| WHAT IS EXPECTED |
Return the entries below in their exact form, leaving the pictures out.

-------- DATA PROVIDED --------

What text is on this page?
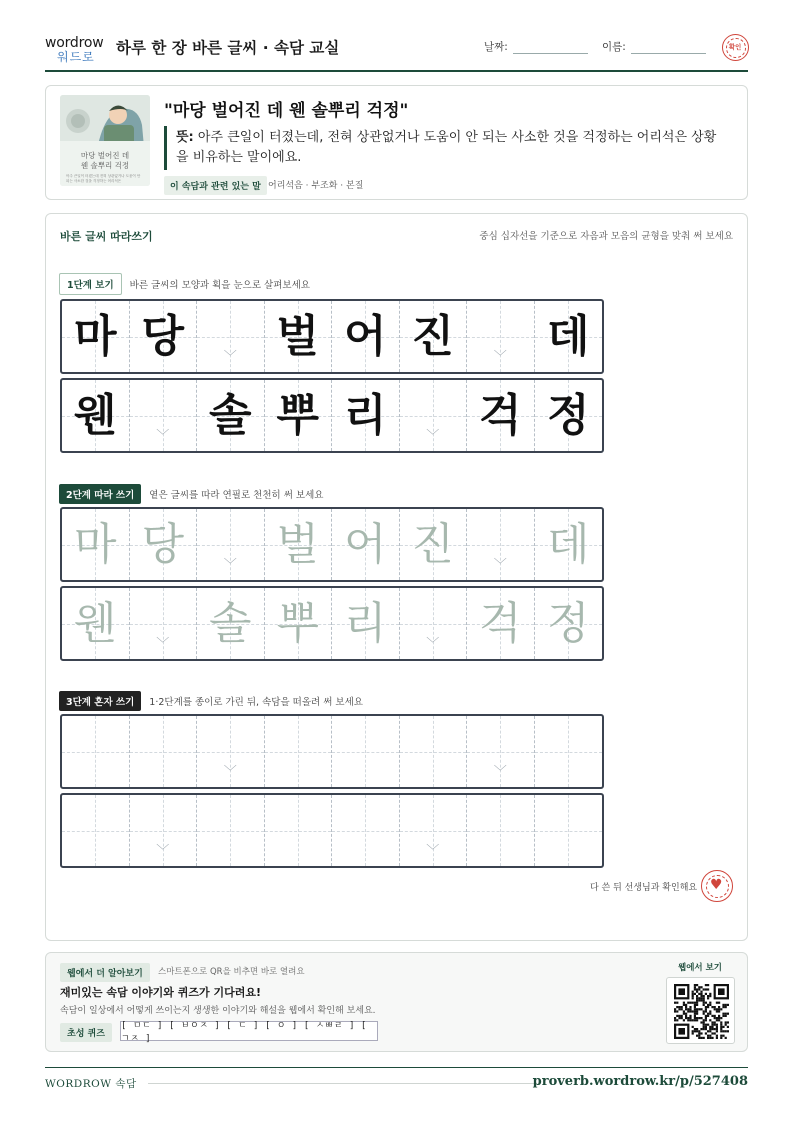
wordrow
워드로 하루 한 장 바른 글씨 · 속담 교실	날짜:	이름:	확인
마당 벌어진 데
웬 솔뿌리 걱정
아주 큰일이 터졌는데 전혀 상관없거나 도움이 안 되는 사소한 것을 걱정하는 어리석은
"마당 벌어진 데 웬 솔뿌리 걱정"
뜻: 아주 큰일이 터졌는데, 전혀 상관없거나 도움이 안 되는 사소한 것을 걱정하는 어리석은 상황을 비유하는 말이에요.
이 속담과 관련 있는 말 어리석음 · 부조화 · 본질
바른 글씨 따라쓰기	중심 십자선을 기준으로 자음과 모음의 균형을 맞춰 써 보세요
1단계 보기	바른 글씨의 모양과 획을 눈으로 살펴보세요
마 당	﹀ 벌 어 진	﹀ 데
웬	﹀ 솔 뿌 리	﹀ 걱 정
2단계 따라 쓰기	옅은 글씨를 따라 연필로 천천히 써 보세요
마 당	﹀ 벌 어 진	﹀ 데
웬	﹀ 솔 뿌 리	﹀ 걱 정
3단계 혼자 쓰기	1·2단계를 종이로 가린 뒤, 속담을 떠올려 써 보세요
﹀	﹀
﹀	﹀
다 쓴 뒤 선생님과 확인해요 ♥
웹에서 더 알아보기	스마트폰으로 QR을 비추면 바로 열려요
재미있는 속담 이야기와 퀴즈가 기다려요!
속담이 일상에서 어떻게 쓰이는지 생생한 이야기와 해설을 웹에서 확인해 보세요.
초성 퀴즈
[ ㅁㄷ ] [ ㅂㅇㅈ ] [ ㄷ ] [ ㅇ ] [ ㅅㅃㄹ ] [ ㄱㅈ ]
웹에서 보기
WORDROW 속담	proverb.wordrow.kr/p/527408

--------

| THE OUTPUT |
What text is on this page?
wordrow
워드로 하루 한 장 바른 글씨 · 속담 교실	날짜:	이름:	확인
마당 벌어진 데
웬 솔뿌리 걱정
아주 큰일이 터졌는데 전혀 상관없거나 도움이 안 되는 사소한 것을 걱정하는 어리석은
"마당 벌어진 데 웬 솔뿌리 걱정"
뜻: 아주 큰일이 터졌는데, 전혀 상관없거나 도움이 안 되는 사소한 것을 걱정하는 어리석은 상황을 비유하는 말이에요.
이 속담과 관련 있는 말 어리석음 · 부조화 · 본질
바른 글씨 따라쓰기	중심 십자선을 기준으로 자음과 모음의 균형을 맞춰 써 보세요
1단계 보기	바른 글씨의 모양과 획을 눈으로 살펴보세요
마 당	﹀ 벌 어 진	﹀ 데
웬	﹀ 솔 뿌 리	﹀ 걱 정
2단계 따라 쓰기	옅은 글씨를 따라 연필로 천천히 써 보세요
마 당	﹀ 벌 어 진	﹀ 데
웬	﹀ 솔 뿌 리	﹀ 걱 정
3단계 혼자 쓰기	1·2단계를 종이로 가린 뒤, 속담을 떠올려 써 보세요
﹀	﹀
﹀	﹀
다 쓴 뒤 선생님과 확인해요 ♥
웹에서 더 알아보기	스마트폰으로 QR을 비추면 바로 열려요
재미있는 속담 이야기와 퀴즈가 기다려요!
속담이 일상에서 어떻게 쓰이는지 생생한 이야기와 해설을 웹에서 확인해 보세요.
초성 퀴즈
[ ㅁㄷ ] [ ㅂㅇㅈ ] [ ㄷ ] [ ㅇ ] [ ㅅㅃㄹ ] [ ㄱㅈ ]
웹에서 보기
WORDROW 속담	proverb.wordrow.kr/p/527408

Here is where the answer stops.